§ INPUT FOR THIS TASK:

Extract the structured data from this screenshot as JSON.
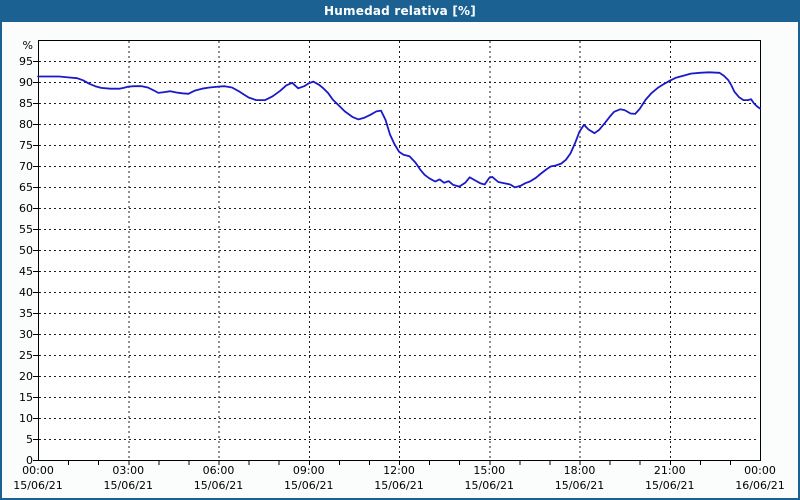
{
  "window": {
    "title": "Humedad relativa [%]"
  },
  "colors": {
    "titlebar_bg": "#1b6293",
    "titlebar_text": "#ffffff",
    "frame_border": "#1b6293",
    "canvas_bg": "#fbfdfd",
    "plot_bg": "#ffffff",
    "plot_border": "#000000",
    "grid": "#1c1c1c",
    "label": "#000000",
    "line": "#1a1ac8"
  },
  "chart_data": {
    "type": "line",
    "title": "Humedad relativa [%]",
    "ylabel": "",
    "xlabel": "",
    "y_axis_unit": "%",
    "ylim": [
      0,
      100
    ],
    "xlim": [
      0,
      24
    ],
    "grid": "dashed",
    "legend": "none",
    "y_tick_values": [
      0,
      5,
      10,
      15,
      20,
      25,
      30,
      35,
      40,
      45,
      50,
      55,
      60,
      65,
      70,
      75,
      80,
      85,
      90,
      95
    ],
    "y_tick_labels": [
      "0",
      "5",
      "10",
      "15",
      "20",
      "25",
      "30",
      "35",
      "40",
      "45",
      "50",
      "55",
      "60",
      "65",
      "70",
      "75",
      "80",
      "85",
      "90",
      "95"
    ],
    "x_minor_tick_every_hours": 1,
    "x_major_tick_every_hours": 3,
    "x_ticks": [
      {
        "hour": 0,
        "time": "00:00",
        "date": "15/06/21"
      },
      {
        "hour": 3,
        "time": "03:00",
        "date": "15/06/21"
      },
      {
        "hour": 6,
        "time": "06:00",
        "date": "15/06/21"
      },
      {
        "hour": 9,
        "time": "09:00",
        "date": "15/06/21"
      },
      {
        "hour": 12,
        "time": "12:00",
        "date": "15/06/21"
      },
      {
        "hour": 15,
        "time": "15:00",
        "date": "15/06/21"
      },
      {
        "hour": 18,
        "time": "18:00",
        "date": "15/06/21"
      },
      {
        "hour": 21,
        "time": "21:00",
        "date": "15/06/21"
      },
      {
        "hour": 24,
        "time": "00:00",
        "date": "16/06/21"
      }
    ],
    "series": [
      {
        "name": "Humedad relativa [%]",
        "color": "#1a1ac8",
        "points": [
          [
            0.0,
            91.3
          ],
          [
            0.35,
            91.3
          ],
          [
            0.7,
            91.3
          ],
          [
            1.0,
            91.1
          ],
          [
            1.3,
            90.9
          ],
          [
            1.5,
            90.4
          ],
          [
            1.7,
            89.6
          ],
          [
            1.9,
            89.0
          ],
          [
            2.1,
            88.6
          ],
          [
            2.4,
            88.4
          ],
          [
            2.7,
            88.4
          ],
          [
            2.85,
            88.6
          ],
          [
            3.0,
            88.9
          ],
          [
            3.2,
            89.0
          ],
          [
            3.45,
            89.0
          ],
          [
            3.65,
            88.7
          ],
          [
            3.85,
            88.0
          ],
          [
            4.0,
            87.4
          ],
          [
            4.2,
            87.6
          ],
          [
            4.4,
            87.8
          ],
          [
            4.6,
            87.5
          ],
          [
            4.8,
            87.3
          ],
          [
            5.0,
            87.2
          ],
          [
            5.2,
            87.9
          ],
          [
            5.45,
            88.4
          ],
          [
            5.7,
            88.7
          ],
          [
            6.0,
            88.9
          ],
          [
            6.2,
            89.0
          ],
          [
            6.45,
            88.7
          ],
          [
            6.7,
            87.7
          ],
          [
            7.0,
            86.3
          ],
          [
            7.25,
            85.7
          ],
          [
            7.55,
            85.7
          ],
          [
            7.8,
            86.6
          ],
          [
            8.05,
            87.9
          ],
          [
            8.25,
            89.2
          ],
          [
            8.45,
            89.8
          ],
          [
            8.65,
            88.5
          ],
          [
            8.85,
            89.0
          ],
          [
            9.0,
            89.7
          ],
          [
            9.15,
            90.1
          ],
          [
            9.35,
            89.3
          ],
          [
            9.5,
            88.4
          ],
          [
            9.65,
            87.3
          ],
          [
            9.8,
            85.8
          ],
          [
            10.0,
            84.4
          ],
          [
            10.2,
            83.0
          ],
          [
            10.45,
            81.7
          ],
          [
            10.65,
            81.1
          ],
          [
            10.85,
            81.5
          ],
          [
            11.05,
            82.2
          ],
          [
            11.25,
            83.0
          ],
          [
            11.4,
            83.2
          ],
          [
            11.55,
            81.0
          ],
          [
            11.7,
            77.5
          ],
          [
            11.85,
            75.2
          ],
          [
            12.0,
            73.4
          ],
          [
            12.15,
            72.7
          ],
          [
            12.35,
            72.3
          ],
          [
            12.55,
            70.8
          ],
          [
            12.7,
            69.2
          ],
          [
            12.85,
            67.9
          ],
          [
            13.0,
            67.1
          ],
          [
            13.2,
            66.3
          ],
          [
            13.35,
            66.8
          ],
          [
            13.5,
            66.0
          ],
          [
            13.65,
            66.4
          ],
          [
            13.8,
            65.5
          ],
          [
            14.0,
            65.1
          ],
          [
            14.2,
            66.0
          ],
          [
            14.35,
            67.3
          ],
          [
            14.5,
            66.7
          ],
          [
            14.7,
            65.9
          ],
          [
            14.85,
            65.6
          ],
          [
            15.0,
            67.2
          ],
          [
            15.1,
            67.4
          ],
          [
            15.3,
            66.2
          ],
          [
            15.5,
            65.9
          ],
          [
            15.7,
            65.6
          ],
          [
            15.85,
            64.9
          ],
          [
            16.05,
            65.3
          ],
          [
            16.2,
            65.9
          ],
          [
            16.35,
            66.3
          ],
          [
            16.55,
            67.2
          ],
          [
            16.7,
            68.1
          ],
          [
            16.9,
            69.2
          ],
          [
            17.05,
            69.9
          ],
          [
            17.2,
            70.1
          ],
          [
            17.4,
            70.6
          ],
          [
            17.55,
            71.5
          ],
          [
            17.7,
            73.0
          ],
          [
            17.85,
            75.4
          ],
          [
            18.0,
            78.2
          ],
          [
            18.15,
            79.8
          ],
          [
            18.3,
            78.7
          ],
          [
            18.5,
            77.8
          ],
          [
            18.65,
            78.6
          ],
          [
            18.85,
            80.3
          ],
          [
            19.0,
            81.7
          ],
          [
            19.15,
            82.9
          ],
          [
            19.35,
            83.5
          ],
          [
            19.5,
            83.3
          ],
          [
            19.7,
            82.5
          ],
          [
            19.85,
            82.4
          ],
          [
            20.0,
            83.6
          ],
          [
            20.2,
            85.8
          ],
          [
            20.4,
            87.4
          ],
          [
            20.6,
            88.6
          ],
          [
            20.8,
            89.5
          ],
          [
            21.0,
            90.3
          ],
          [
            21.2,
            91.0
          ],
          [
            21.45,
            91.5
          ],
          [
            21.7,
            92.0
          ],
          [
            22.0,
            92.2
          ],
          [
            22.3,
            92.3
          ],
          [
            22.65,
            92.2
          ],
          [
            22.8,
            91.5
          ],
          [
            22.95,
            90.4
          ],
          [
            23.05,
            89.2
          ],
          [
            23.15,
            87.7
          ],
          [
            23.3,
            86.4
          ],
          [
            23.45,
            85.7
          ],
          [
            23.6,
            85.7
          ],
          [
            23.7,
            85.9
          ],
          [
            23.8,
            84.9
          ],
          [
            23.9,
            84.2
          ],
          [
            24.0,
            83.7
          ]
        ]
      }
    ]
  }
}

§ THE REQUEST:
Copy every line in the entries above that has the string "time" in it.

§ RESPONSE TO THE EXERCISE:
        "time": "00:00",
        "time": "03:00",
        "time": "06:00",
        "time": "09:00",
        "time": "12:00",
        "time": "15:00",
        "time": "18:00",
        "time": "21:00",
        "time": "00:00",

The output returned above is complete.